──────── RECORDS SHOWN ────────

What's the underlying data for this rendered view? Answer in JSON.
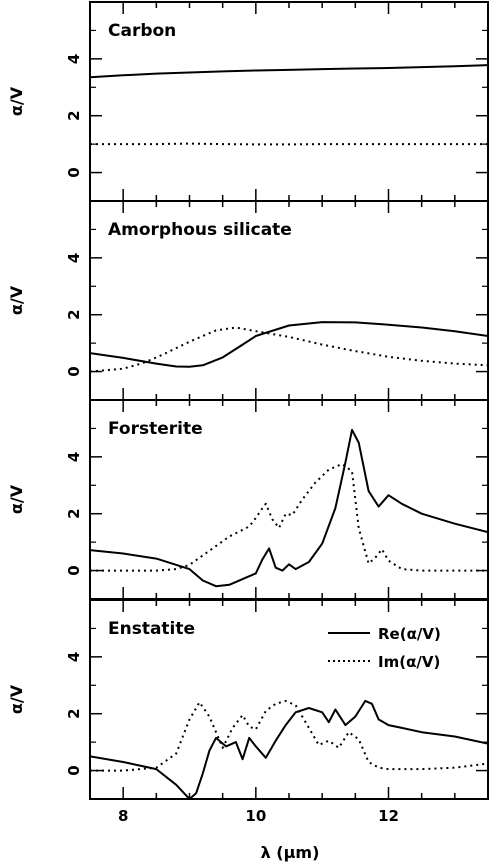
{
  "chart_data": {
    "type": "line",
    "xlabel": "λ (μm)",
    "ylabel": "α/V",
    "xlim": [
      7.5,
      13.5
    ],
    "ylim": [
      -1,
      6
    ],
    "xticks": [
      8,
      10,
      12
    ],
    "yticks": [
      0,
      2,
      4
    ],
    "legend": {
      "placement": "top-right of bottom panel",
      "entries": [
        {
          "label": "Re(α/V)",
          "style": "solid"
        },
        {
          "label": "Im(α/V)",
          "style": "dotted"
        }
      ]
    },
    "panels": [
      {
        "title": "Carbon",
        "series": [
          {
            "name": "Re(α/V)",
            "style": "solid",
            "x": [
              7.5,
              8.0,
              8.5,
              9.0,
              9.5,
              10.0,
              10.5,
              11.0,
              11.5,
              12.0,
              12.5,
              13.0,
              13.5
            ],
            "y": [
              3.35,
              3.42,
              3.48,
              3.52,
              3.56,
              3.59,
              3.61,
              3.64,
              3.66,
              3.68,
              3.71,
              3.74,
              3.78
            ]
          },
          {
            "name": "Im(α/V)",
            "style": "dotted",
            "x": [
              7.5,
              8.0,
              8.5,
              9.0,
              9.5,
              10.0,
              10.5,
              11.0,
              11.5,
              12.0,
              12.5,
              13.0,
              13.5
            ],
            "y": [
              1.0,
              1.0,
              1.0,
              1.02,
              1.0,
              0.99,
              0.99,
              1.0,
              1.0,
              1.0,
              1.0,
              1.0,
              1.0
            ]
          }
        ]
      },
      {
        "title": "Amorphous silicate",
        "series": [
          {
            "name": "Re(α/V)",
            "style": "solid",
            "x": [
              7.5,
              8.0,
              8.5,
              8.8,
              9.0,
              9.2,
              9.5,
              9.8,
              10.0,
              10.5,
              11.0,
              11.5,
              12.0,
              12.5,
              13.0,
              13.5
            ],
            "y": [
              0.65,
              0.48,
              0.28,
              0.18,
              0.17,
              0.22,
              0.5,
              0.95,
              1.25,
              1.62,
              1.74,
              1.73,
              1.65,
              1.55,
              1.42,
              1.25
            ]
          },
          {
            "name": "Im(α/V)",
            "style": "dotted",
            "x": [
              7.5,
              8.0,
              8.3,
              8.6,
              9.0,
              9.4,
              9.7,
              10.0,
              10.5,
              11.0,
              11.5,
              12.0,
              12.5,
              13.0,
              13.5
            ],
            "y": [
              0.0,
              0.1,
              0.3,
              0.6,
              1.05,
              1.45,
              1.55,
              1.42,
              1.22,
              0.95,
              0.72,
              0.52,
              0.38,
              0.28,
              0.22
            ]
          }
        ]
      },
      {
        "title": "Forsterite",
        "series": [
          {
            "name": "Re(α/V)",
            "style": "solid",
            "x": [
              7.5,
              8.0,
              8.5,
              9.0,
              9.2,
              9.4,
              9.6,
              9.8,
              10.0,
              10.1,
              10.2,
              10.3,
              10.4,
              10.5,
              10.6,
              10.8,
              11.0,
              11.2,
              11.35,
              11.45,
              11.55,
              11.7,
              11.85,
              12.0,
              12.2,
              12.5,
              13.0,
              13.5
            ],
            "y": [
              0.72,
              0.6,
              0.42,
              0.05,
              -0.35,
              -0.55,
              -0.5,
              -0.3,
              -0.1,
              0.4,
              0.78,
              0.1,
              0.0,
              0.22,
              0.05,
              0.3,
              0.95,
              2.2,
              3.8,
              4.95,
              4.5,
              2.8,
              2.25,
              2.65,
              2.35,
              2.0,
              1.65,
              1.35
            ]
          },
          {
            "name": "Im(α/V)",
            "style": "dotted",
            "x": [
              7.5,
              8.0,
              8.5,
              8.8,
              9.0,
              9.3,
              9.6,
              9.9,
              10.0,
              10.1,
              10.15,
              10.25,
              10.35,
              10.45,
              10.55,
              10.7,
              10.9,
              11.1,
              11.3,
              11.45,
              11.55,
              11.7,
              11.8,
              11.9,
              12.0,
              12.2,
              12.5,
              13.0,
              13.5
            ],
            "y": [
              0.0,
              0.0,
              0.0,
              0.05,
              0.2,
              0.7,
              1.2,
              1.55,
              1.85,
              2.2,
              2.35,
              1.8,
              1.5,
              2.0,
              1.95,
              2.5,
              3.1,
              3.55,
              3.75,
              3.5,
              1.5,
              0.25,
              0.45,
              0.75,
              0.35,
              0.05,
              0.0,
              0.0,
              0.0
            ]
          }
        ]
      },
      {
        "title": "Enstatite",
        "series": [
          {
            "name": "Re(α/V)",
            "style": "solid",
            "x": [
              7.5,
              8.0,
              8.5,
              8.8,
              9.0,
              9.1,
              9.2,
              9.3,
              9.4,
              9.55,
              9.7,
              9.8,
              9.9,
              10.0,
              10.15,
              10.3,
              10.45,
              10.6,
              10.8,
              11.0,
              11.1,
              11.2,
              11.35,
              11.5,
              11.65,
              11.75,
              11.85,
              12.0,
              12.2,
              12.5,
              13.0,
              13.5
            ],
            "y": [
              0.5,
              0.3,
              0.05,
              -0.5,
              -1.0,
              -0.8,
              -0.1,
              0.7,
              1.15,
              0.85,
              1.0,
              0.4,
              1.15,
              0.85,
              0.45,
              1.05,
              1.6,
              2.05,
              2.2,
              2.05,
              1.7,
              2.15,
              1.6,
              1.9,
              2.45,
              2.35,
              1.8,
              1.6,
              1.5,
              1.35,
              1.2,
              0.95
            ]
          },
          {
            "name": "Im(α/V)",
            "style": "dotted",
            "x": [
              7.5,
              8.0,
              8.5,
              8.8,
              9.0,
              9.15,
              9.3,
              9.5,
              9.65,
              9.8,
              9.9,
              10.0,
              10.15,
              10.3,
              10.45,
              10.6,
              10.8,
              10.95,
              11.1,
              11.25,
              11.4,
              11.55,
              11.7,
              11.85,
              12.0,
              12.5,
              13.0,
              13.5
            ],
            "y": [
              0.0,
              0.0,
              0.1,
              0.6,
              1.8,
              2.4,
              1.9,
              0.8,
              1.5,
              1.95,
              1.55,
              1.45,
              2.1,
              2.35,
              2.45,
              2.3,
              1.5,
              0.9,
              1.05,
              0.8,
              1.35,
              1.1,
              0.3,
              0.1,
              0.05,
              0.05,
              0.1,
              0.25
            ]
          }
        ]
      }
    ]
  }
}
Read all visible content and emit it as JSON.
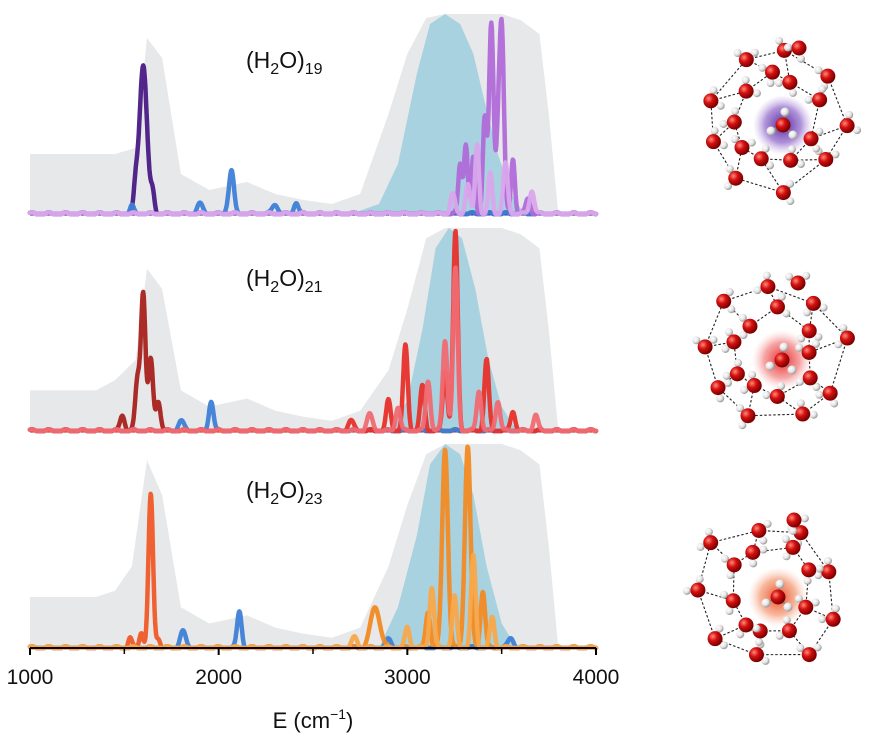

────────

YOUR OBJECTIVE: Select all lines in the listing above where the word "JSON" appears, and show them.

WRITTEN RESPONSE:
What's the underlying data for this rendered view? Answer in JSON.
Read all visible content and emit it as JSON.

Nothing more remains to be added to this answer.